> [What you will do] Write out all the data again, exactly as it stands.

> [Task inputs]

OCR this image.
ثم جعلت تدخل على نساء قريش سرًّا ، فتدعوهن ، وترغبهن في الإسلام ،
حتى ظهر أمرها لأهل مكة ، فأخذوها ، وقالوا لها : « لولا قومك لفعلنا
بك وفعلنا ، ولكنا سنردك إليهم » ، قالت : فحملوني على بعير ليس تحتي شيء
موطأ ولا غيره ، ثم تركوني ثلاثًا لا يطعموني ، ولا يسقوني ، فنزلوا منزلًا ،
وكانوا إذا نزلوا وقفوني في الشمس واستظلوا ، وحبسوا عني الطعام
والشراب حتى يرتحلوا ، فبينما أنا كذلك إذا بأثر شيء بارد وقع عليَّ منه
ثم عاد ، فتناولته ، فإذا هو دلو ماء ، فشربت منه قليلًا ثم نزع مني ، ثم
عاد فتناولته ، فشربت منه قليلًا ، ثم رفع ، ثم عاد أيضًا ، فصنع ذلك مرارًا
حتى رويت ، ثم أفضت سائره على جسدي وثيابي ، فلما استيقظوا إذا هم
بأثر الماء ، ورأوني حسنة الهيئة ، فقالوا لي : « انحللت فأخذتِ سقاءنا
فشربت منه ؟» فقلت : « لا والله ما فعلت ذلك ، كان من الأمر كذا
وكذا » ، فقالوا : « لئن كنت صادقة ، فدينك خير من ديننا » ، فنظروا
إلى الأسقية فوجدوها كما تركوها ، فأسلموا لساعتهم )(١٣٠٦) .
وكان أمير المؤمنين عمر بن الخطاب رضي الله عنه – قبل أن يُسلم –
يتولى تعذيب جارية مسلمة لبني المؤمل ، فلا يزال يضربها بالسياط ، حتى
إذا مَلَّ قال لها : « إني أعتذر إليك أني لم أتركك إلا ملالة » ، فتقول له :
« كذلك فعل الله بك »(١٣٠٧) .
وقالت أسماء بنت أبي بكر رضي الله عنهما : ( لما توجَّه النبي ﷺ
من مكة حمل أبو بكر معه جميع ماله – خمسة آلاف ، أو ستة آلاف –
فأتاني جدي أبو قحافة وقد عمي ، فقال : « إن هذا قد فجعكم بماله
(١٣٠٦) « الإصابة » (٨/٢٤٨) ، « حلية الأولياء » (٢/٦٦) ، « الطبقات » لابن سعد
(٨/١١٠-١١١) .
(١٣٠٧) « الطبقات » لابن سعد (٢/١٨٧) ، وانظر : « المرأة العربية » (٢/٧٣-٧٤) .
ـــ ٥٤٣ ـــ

> [Complete response]
OCR this image.
ثم جعلت تدخل على نساء قريش سرًّا ، فتدعوهن ، وترغبهن في الإسلام ،
حتى ظهر أمرها لأهل مكة ، فأخذوها ، وقالوا لها : « لولا قومك لفعلنا
بك وفعلنا ، ولكنا سنردك إليهم » ، قالت : فحملوني على بعير ليس تحتي شيء
موطأ ولا غيره ، ثم تركوني ثلاثًا لا يطعموني ، ولا يسقوني ، فنزلوا منزلًا ،
وكانوا إذا نزلوا وقفوني في الشمس واستظلوا ، وحبسوا عني الطعام
والشراب حتى يرتحلوا ، فبينما أنا كذلك إذا بأثر شيء بارد وقع عليَّ منه
ثم عاد ، فتناولته ، فإذا هو دلو ماء ، فشربت منه قليلًا ثم نزع مني ، ثم
عاد فتناولته ، فشربت منه قليلًا ، ثم رفع ، ثم عاد أيضًا ، فصنع ذلك مرارًا
حتى رويت ، ثم أفضت سائره على جسدي وثيابي ، فلما استيقظوا إذا هم
بأثر الماء ، ورأوني حسنة الهيئة ، فقالوا لي : « انحللت فأخذتِ سقاءنا
فشربت منه ؟» فقلت : « لا والله ما فعلت ذلك ، كان من الأمر كذا
وكذا » ، فقالوا : « لئن كنت صادقة ، فدينك خير من ديننا » ، فنظروا
إلى الأسقية فوجدوها كما تركوها ، فأسلموا لساعتهم )(١٣٠٦) .
وكان أمير المؤمنين عمر بن الخطاب رضي الله عنه – قبل أن يُسلم –
يتولى تعذيب جارية مسلمة لبني المؤمل ، فلا يزال يضربها بالسياط ، حتى
إذا مَلَّ قال لها : « إني أعتذر إليك أني لم أتركك إلا ملالة » ، فتقول له :
« كذلك فعل الله بك »(١٣٠٧) .
وقالت أسماء بنت أبي بكر رضي الله عنهما : ( لما توجَّه النبي ﷺ
من مكة حمل أبو بكر معه جميع ماله – خمسة آلاف ، أو ستة آلاف –
فأتاني جدي أبو قحافة وقد عمي ، فقال : « إن هذا قد فجعكم بماله
(١٣٠٦) « الإصابة » (٨/٢٤٨) ، « حلية الأولياء » (٢/٦٦) ، « الطبقات » لابن سعد
(٨/١١٠-١١١) .
(١٣٠٧) « الطبقات » لابن سعد (٢/١٨٧) ، وانظر : « المرأة العربية » (٢/٧٣-٧٤) .
ـــ ٥٤٣ ـــ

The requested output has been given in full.